# start of The data
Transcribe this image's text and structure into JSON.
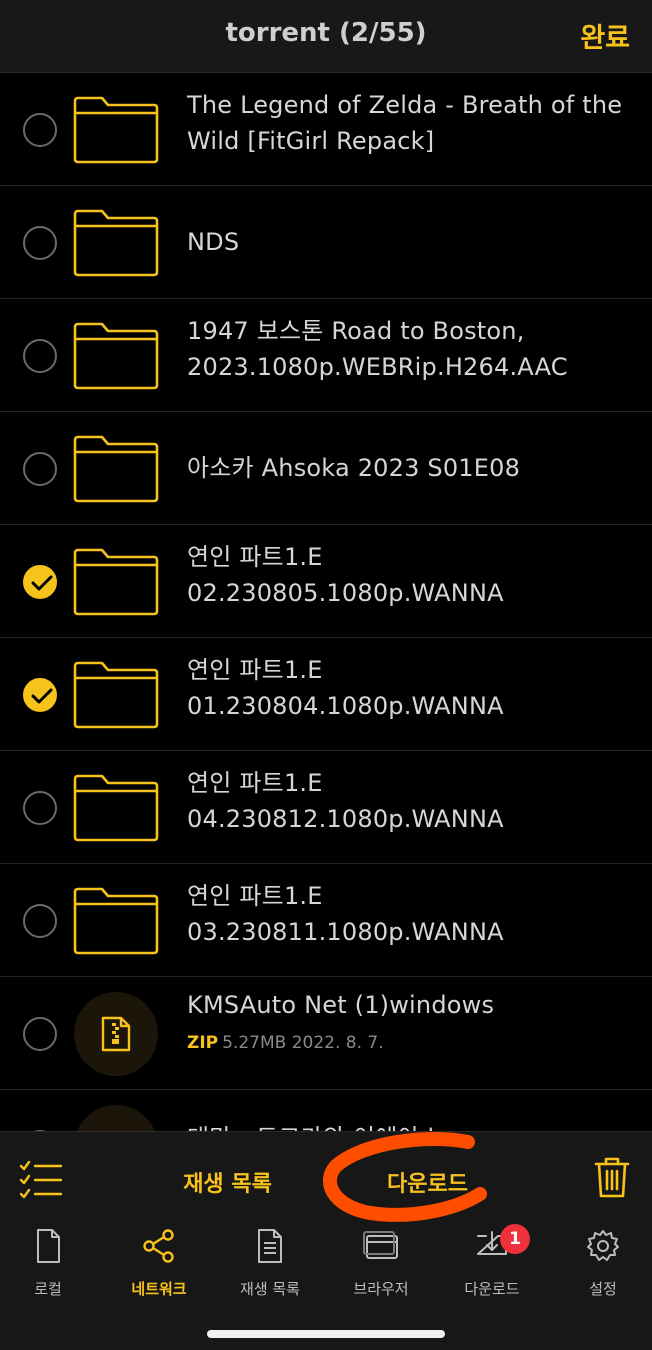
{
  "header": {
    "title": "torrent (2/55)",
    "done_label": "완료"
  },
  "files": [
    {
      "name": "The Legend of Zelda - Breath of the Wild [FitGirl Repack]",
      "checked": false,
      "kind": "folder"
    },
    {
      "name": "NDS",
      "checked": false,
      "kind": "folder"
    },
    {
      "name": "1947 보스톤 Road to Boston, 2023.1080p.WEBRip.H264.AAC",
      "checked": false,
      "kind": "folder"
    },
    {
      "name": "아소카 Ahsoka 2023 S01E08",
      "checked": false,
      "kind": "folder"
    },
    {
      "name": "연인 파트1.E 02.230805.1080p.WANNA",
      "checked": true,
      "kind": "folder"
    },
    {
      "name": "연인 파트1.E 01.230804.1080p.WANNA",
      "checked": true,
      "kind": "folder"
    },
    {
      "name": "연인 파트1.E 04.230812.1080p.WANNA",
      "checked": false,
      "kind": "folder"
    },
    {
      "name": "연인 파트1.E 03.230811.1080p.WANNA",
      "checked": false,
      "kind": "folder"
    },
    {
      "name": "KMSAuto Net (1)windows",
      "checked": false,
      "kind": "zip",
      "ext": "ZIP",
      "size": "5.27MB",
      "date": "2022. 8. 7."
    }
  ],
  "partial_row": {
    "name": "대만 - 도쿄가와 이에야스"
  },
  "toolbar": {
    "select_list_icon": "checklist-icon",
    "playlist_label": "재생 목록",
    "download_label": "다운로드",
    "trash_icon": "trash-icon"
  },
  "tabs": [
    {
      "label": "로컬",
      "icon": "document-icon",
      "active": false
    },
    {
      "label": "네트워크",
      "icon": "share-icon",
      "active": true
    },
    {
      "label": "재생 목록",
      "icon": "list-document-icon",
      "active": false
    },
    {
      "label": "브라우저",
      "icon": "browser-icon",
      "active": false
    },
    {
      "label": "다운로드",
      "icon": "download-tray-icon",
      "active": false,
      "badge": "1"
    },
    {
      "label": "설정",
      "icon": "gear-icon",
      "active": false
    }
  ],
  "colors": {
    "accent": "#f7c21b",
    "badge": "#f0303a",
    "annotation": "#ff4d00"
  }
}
# end of The data
# start of The data
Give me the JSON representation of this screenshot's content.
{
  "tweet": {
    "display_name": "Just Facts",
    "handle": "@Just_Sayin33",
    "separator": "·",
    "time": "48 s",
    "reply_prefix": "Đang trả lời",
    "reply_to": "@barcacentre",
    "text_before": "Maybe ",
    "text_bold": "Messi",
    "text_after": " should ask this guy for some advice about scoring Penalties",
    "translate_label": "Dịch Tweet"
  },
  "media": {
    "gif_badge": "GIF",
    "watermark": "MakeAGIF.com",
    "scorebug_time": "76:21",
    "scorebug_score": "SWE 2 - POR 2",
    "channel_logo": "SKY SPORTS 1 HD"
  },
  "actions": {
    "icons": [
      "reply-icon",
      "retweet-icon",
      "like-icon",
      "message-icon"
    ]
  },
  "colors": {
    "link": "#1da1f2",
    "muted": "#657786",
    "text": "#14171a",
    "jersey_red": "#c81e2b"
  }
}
# end of The data
# start of The data
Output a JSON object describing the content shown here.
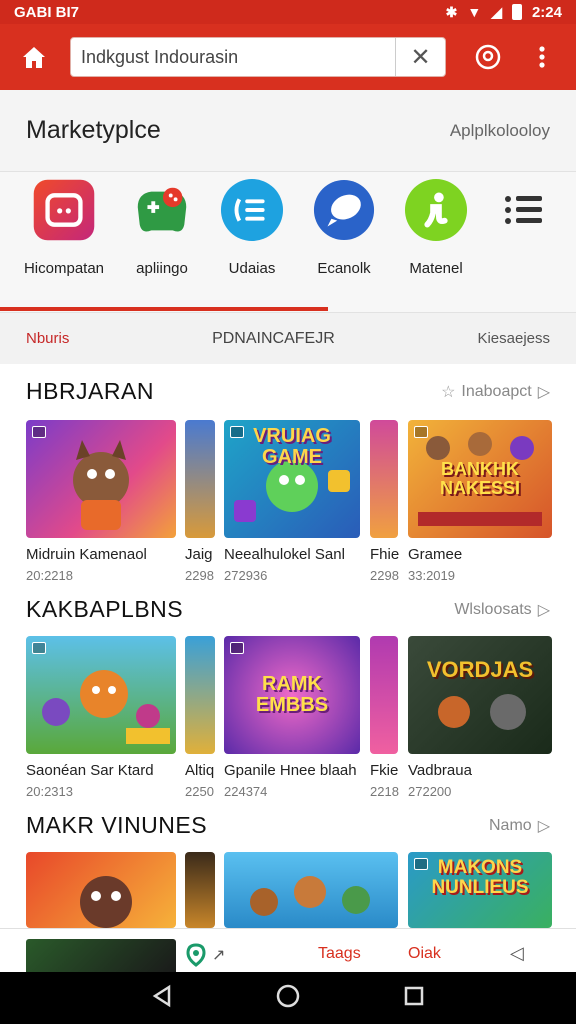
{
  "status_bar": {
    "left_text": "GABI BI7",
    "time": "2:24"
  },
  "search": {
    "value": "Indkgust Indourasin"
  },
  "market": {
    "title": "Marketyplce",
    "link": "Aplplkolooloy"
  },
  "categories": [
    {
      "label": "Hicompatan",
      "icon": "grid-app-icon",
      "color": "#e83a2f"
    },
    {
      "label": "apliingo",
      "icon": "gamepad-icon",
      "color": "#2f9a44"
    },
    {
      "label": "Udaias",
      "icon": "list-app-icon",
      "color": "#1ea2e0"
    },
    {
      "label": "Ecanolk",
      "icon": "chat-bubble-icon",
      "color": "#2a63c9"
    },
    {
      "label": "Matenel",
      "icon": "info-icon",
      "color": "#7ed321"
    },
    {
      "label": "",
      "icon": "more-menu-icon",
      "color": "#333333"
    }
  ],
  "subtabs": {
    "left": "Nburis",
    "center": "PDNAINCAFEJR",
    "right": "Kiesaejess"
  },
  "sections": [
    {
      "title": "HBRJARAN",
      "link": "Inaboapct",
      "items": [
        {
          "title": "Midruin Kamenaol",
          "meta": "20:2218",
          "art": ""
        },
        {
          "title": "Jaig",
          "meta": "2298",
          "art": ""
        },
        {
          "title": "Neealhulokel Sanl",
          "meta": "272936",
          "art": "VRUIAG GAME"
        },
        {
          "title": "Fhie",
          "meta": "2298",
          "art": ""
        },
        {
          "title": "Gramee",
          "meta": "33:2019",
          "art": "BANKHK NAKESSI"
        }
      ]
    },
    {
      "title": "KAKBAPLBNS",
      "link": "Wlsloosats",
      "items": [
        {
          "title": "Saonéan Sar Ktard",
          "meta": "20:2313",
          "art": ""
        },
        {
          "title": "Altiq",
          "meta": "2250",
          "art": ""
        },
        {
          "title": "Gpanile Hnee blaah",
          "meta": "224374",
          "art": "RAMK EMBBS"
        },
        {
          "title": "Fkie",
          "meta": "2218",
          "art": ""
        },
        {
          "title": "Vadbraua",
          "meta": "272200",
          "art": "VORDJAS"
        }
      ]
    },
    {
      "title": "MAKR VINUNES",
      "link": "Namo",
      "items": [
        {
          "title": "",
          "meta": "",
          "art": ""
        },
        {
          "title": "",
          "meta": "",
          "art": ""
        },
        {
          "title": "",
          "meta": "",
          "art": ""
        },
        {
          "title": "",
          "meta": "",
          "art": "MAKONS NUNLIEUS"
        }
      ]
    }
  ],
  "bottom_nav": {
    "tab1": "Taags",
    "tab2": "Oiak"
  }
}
# end of The data
Gather each line in these records that contains the string "content".

__Result for this exercise__
Give me the JSON representation of this screenshot's content.
Output a JSON object describing the content shown here.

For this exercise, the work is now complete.